Prompt:
Select from the records below every line that has the word "dims" in it.

Input for this task:
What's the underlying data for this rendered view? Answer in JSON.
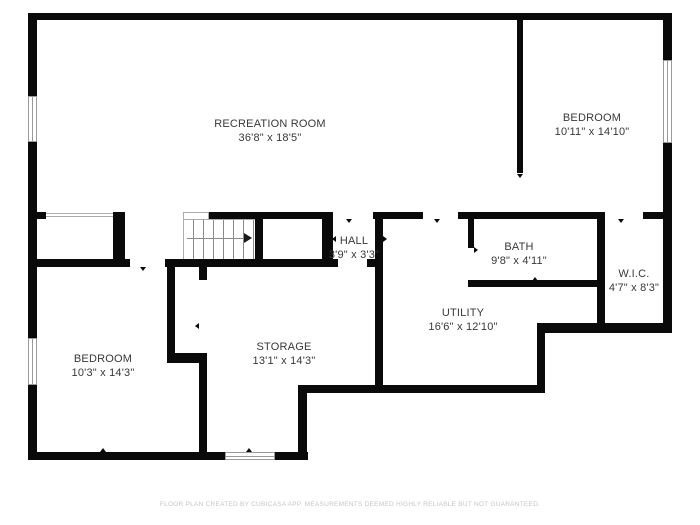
{
  "plan": {
    "rooms": [
      {
        "name": "RECREATION ROOM",
        "dims": "36'8\" x 18'5\""
      },
      {
        "name": "BEDROOM",
        "dims": "10'11\" x 14'10\""
      },
      {
        "name": "HALL",
        "dims": "3'9\" x 3'3\""
      },
      {
        "name": "BATH",
        "dims": "9'8\" x 4'11\""
      },
      {
        "name": "W.I.C.",
        "dims": "4'7\" x 8'3\""
      },
      {
        "name": "UTILITY",
        "dims": "16'6\" x 12'10\""
      },
      {
        "name": "STORAGE",
        "dims": "13'1\" x 14'3\""
      },
      {
        "name": "BEDROOM",
        "dims": "10'3\" x 14'3\""
      }
    ],
    "footer": "FLOOR PLAN CREATED BY CUBICASA APP. MEASUREMENTS DEEMED HIGHLY RELIABLE BUT NOT GUARANTEED.",
    "colors": {
      "wall": "#0a0a0a",
      "label": "#383838",
      "footer": "#c6c6c6",
      "background": "#ffffff"
    }
  }
}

The solution:
        "dims": "36'8\" x 18'5\""
        "dims": "10'11\" x 14'10\""
        "dims": "3'9\" x 3'3\""
        "dims": "9'8\" x 4'11\""
        "dims": "4'7\" x 8'3\""
        "dims": "16'6\" x 12'10\""
        "dims": "13'1\" x 14'3\""
        "dims": "10'3\" x 14'3\""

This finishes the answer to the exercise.